■ **THE PROBLEM**
Repeat every record below exactly, leaving out the pictures.

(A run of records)
* * * * * * *
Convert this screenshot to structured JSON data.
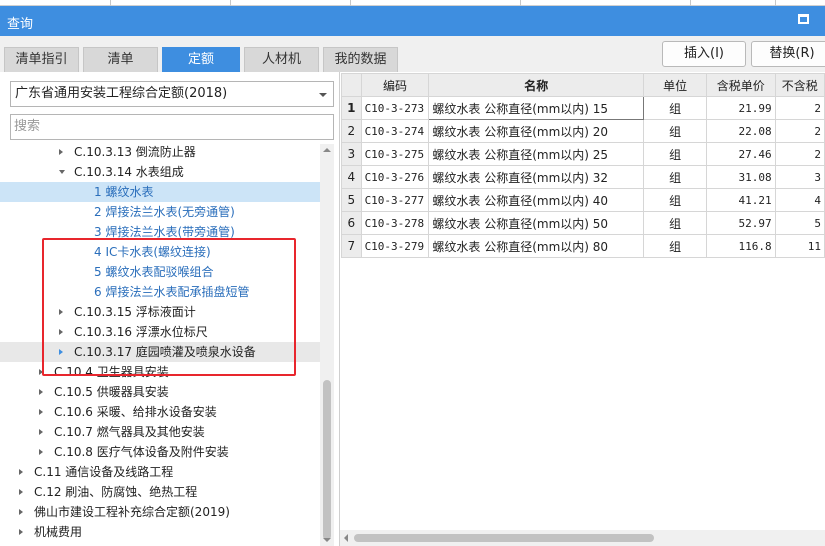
{
  "window": {
    "title": "查询"
  },
  "tabs": [
    {
      "label": "清单指引"
    },
    {
      "label": "清单"
    },
    {
      "label": "定额",
      "active": true
    },
    {
      "label": "人材机"
    },
    {
      "label": "我的数据"
    }
  ],
  "buttons": {
    "insert": "插入(I)",
    "replace": "替换(R)"
  },
  "quota_library": {
    "selected": "广东省通用安装工程综合定额(2018)"
  },
  "search": {
    "placeholder": "搜索"
  },
  "tree": [
    {
      "label": "C.10.3.13 倒流防止器",
      "level": 3,
      "state": "collapsed"
    },
    {
      "label": "C.10.3.14 水表组成",
      "level": 3,
      "state": "expanded"
    },
    {
      "label": "1 螺纹水表",
      "level": 4,
      "state": "leaf",
      "selected": true
    },
    {
      "label": "2 焊接法兰水表(无旁通管)",
      "level": 4,
      "state": "leaf"
    },
    {
      "label": "3 焊接法兰水表(带旁通管)",
      "level": 4,
      "state": "leaf"
    },
    {
      "label": "4 IC卡水表(螺纹连接)",
      "level": 4,
      "state": "leaf"
    },
    {
      "label": "5 螺纹水表配驳喉组合",
      "level": 4,
      "state": "leaf"
    },
    {
      "label": "6 焊接法兰水表配承插盘短管",
      "level": 4,
      "state": "leaf"
    },
    {
      "label": "C.10.3.15 浮标液面计",
      "level": 3,
      "state": "collapsed"
    },
    {
      "label": "C.10.3.16 浮漂水位标尺",
      "level": 3,
      "state": "collapsed"
    },
    {
      "label": "C.10.3.17 庭园喷灌及喷泉水设备",
      "level": 3,
      "state": "collapsed",
      "hover": true
    },
    {
      "label": "C.10.4 卫生器具安装",
      "level": 2,
      "state": "collapsed"
    },
    {
      "label": "C.10.5 供暖器具安装",
      "level": 2,
      "state": "collapsed"
    },
    {
      "label": "C.10.6 采暖、给排水设备安装",
      "level": 2,
      "state": "collapsed"
    },
    {
      "label": "C.10.7 燃气器具及其他安装",
      "level": 2,
      "state": "collapsed"
    },
    {
      "label": "C.10.8 医疗气体设备及附件安装",
      "level": 2,
      "state": "collapsed"
    },
    {
      "label": "C.11 通信设备及线路工程",
      "level": 1,
      "state": "collapsed"
    },
    {
      "label": "C.12 刷油、防腐蚀、绝热工程",
      "level": 1,
      "state": "collapsed"
    },
    {
      "label": "佛山市建设工程补充综合定额(2019)",
      "level": 1,
      "state": "collapsed"
    },
    {
      "label": "机械费用",
      "level": 1,
      "state": "collapsed"
    }
  ],
  "grid": {
    "columns": [
      "编码",
      "名称",
      "单位",
      "含税单价",
      "不含税"
    ],
    "rows": [
      {
        "no": "1",
        "code": "C10-3-273",
        "name": "螺纹水表 公称直径(mm以内) 15",
        "unit": "组",
        "price_tax": "21.99",
        "price_notax": "2"
      },
      {
        "no": "2",
        "code": "C10-3-274",
        "name": "螺纹水表 公称直径(mm以内) 20",
        "unit": "组",
        "price_tax": "22.08",
        "price_notax": "2"
      },
      {
        "no": "3",
        "code": "C10-3-275",
        "name": "螺纹水表 公称直径(mm以内) 25",
        "unit": "组",
        "price_tax": "27.46",
        "price_notax": "2"
      },
      {
        "no": "4",
        "code": "C10-3-276",
        "name": "螺纹水表 公称直径(mm以内) 32",
        "unit": "组",
        "price_tax": "31.08",
        "price_notax": "3"
      },
      {
        "no": "5",
        "code": "C10-3-277",
        "name": "螺纹水表 公称直径(mm以内) 40",
        "unit": "组",
        "price_tax": "41.21",
        "price_notax": "4"
      },
      {
        "no": "6",
        "code": "C10-3-278",
        "name": "螺纹水表 公称直径(mm以内) 50",
        "unit": "组",
        "price_tax": "52.97",
        "price_notax": "5"
      },
      {
        "no": "7",
        "code": "C10-3-279",
        "name": "螺纹水表 公称直径(mm以内) 80",
        "unit": "组",
        "price_tax": "116.8",
        "price_notax": "11"
      }
    ]
  },
  "colors": {
    "accent": "#3e8ee0",
    "highlight_box": "#e8262d",
    "selected_row": "#cce4f7"
  }
}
* * * * * * *
■ **EXERCISE ANSWER**
Convert this screenshot to structured JSON data.
{
  "window": {
    "title": "查询"
  },
  "tabs": [
    {
      "label": "清单指引"
    },
    {
      "label": "清单"
    },
    {
      "label": "定额",
      "active": true
    },
    {
      "label": "人材机"
    },
    {
      "label": "我的数据"
    }
  ],
  "buttons": {
    "insert": "插入(I)",
    "replace": "替换(R)"
  },
  "quota_library": {
    "selected": "广东省通用安装工程综合定额(2018)"
  },
  "search": {
    "placeholder": "搜索"
  },
  "tree": [
    {
      "label": "C.10.3.13 倒流防止器",
      "level": 3,
      "state": "collapsed"
    },
    {
      "label": "C.10.3.14 水表组成",
      "level": 3,
      "state": "expanded"
    },
    {
      "label": "1 螺纹水表",
      "level": 4,
      "state": "leaf",
      "selected": true
    },
    {
      "label": "2 焊接法兰水表(无旁通管)",
      "level": 4,
      "state": "leaf"
    },
    {
      "label": "3 焊接法兰水表(带旁通管)",
      "level": 4,
      "state": "leaf"
    },
    {
      "label": "4 IC卡水表(螺纹连接)",
      "level": 4,
      "state": "leaf"
    },
    {
      "label": "5 螺纹水表配驳喉组合",
      "level": 4,
      "state": "leaf"
    },
    {
      "label": "6 焊接法兰水表配承插盘短管",
      "level": 4,
      "state": "leaf"
    },
    {
      "label": "C.10.3.15 浮标液面计",
      "level": 3,
      "state": "collapsed"
    },
    {
      "label": "C.10.3.16 浮漂水位标尺",
      "level": 3,
      "state": "collapsed"
    },
    {
      "label": "C.10.3.17 庭园喷灌及喷泉水设备",
      "level": 3,
      "state": "collapsed",
      "hover": true
    },
    {
      "label": "C.10.4 卫生器具安装",
      "level": 2,
      "state": "collapsed"
    },
    {
      "label": "C.10.5 供暖器具安装",
      "level": 2,
      "state": "collapsed"
    },
    {
      "label": "C.10.6 采暖、给排水设备安装",
      "level": 2,
      "state": "collapsed"
    },
    {
      "label": "C.10.7 燃气器具及其他安装",
      "level": 2,
      "state": "collapsed"
    },
    {
      "label": "C.10.8 医疗气体设备及附件安装",
      "level": 2,
      "state": "collapsed"
    },
    {
      "label": "C.11 通信设备及线路工程",
      "level": 1,
      "state": "collapsed"
    },
    {
      "label": "C.12 刷油、防腐蚀、绝热工程",
      "level": 1,
      "state": "collapsed"
    },
    {
      "label": "佛山市建设工程补充综合定额(2019)",
      "level": 1,
      "state": "collapsed"
    },
    {
      "label": "机械费用",
      "level": 1,
      "state": "collapsed"
    }
  ],
  "grid": {
    "columns": [
      "编码",
      "名称",
      "单位",
      "含税单价",
      "不含税"
    ],
    "rows": [
      {
        "no": "1",
        "code": "C10-3-273",
        "name": "螺纹水表 公称直径(mm以内) 15",
        "unit": "组",
        "price_tax": "21.99",
        "price_notax": "2"
      },
      {
        "no": "2",
        "code": "C10-3-274",
        "name": "螺纹水表 公称直径(mm以内) 20",
        "unit": "组",
        "price_tax": "22.08",
        "price_notax": "2"
      },
      {
        "no": "3",
        "code": "C10-3-275",
        "name": "螺纹水表 公称直径(mm以内) 25",
        "unit": "组",
        "price_tax": "27.46",
        "price_notax": "2"
      },
      {
        "no": "4",
        "code": "C10-3-276",
        "name": "螺纹水表 公称直径(mm以内) 32",
        "unit": "组",
        "price_tax": "31.08",
        "price_notax": "3"
      },
      {
        "no": "5",
        "code": "C10-3-277",
        "name": "螺纹水表 公称直径(mm以内) 40",
        "unit": "组",
        "price_tax": "41.21",
        "price_notax": "4"
      },
      {
        "no": "6",
        "code": "C10-3-278",
        "name": "螺纹水表 公称直径(mm以内) 50",
        "unit": "组",
        "price_tax": "52.97",
        "price_notax": "5"
      },
      {
        "no": "7",
        "code": "C10-3-279",
        "name": "螺纹水表 公称直径(mm以内) 80",
        "unit": "组",
        "price_tax": "116.8",
        "price_notax": "11"
      }
    ]
  },
  "colors": {
    "accent": "#3e8ee0",
    "highlight_box": "#e8262d",
    "selected_row": "#cce4f7"
  }
}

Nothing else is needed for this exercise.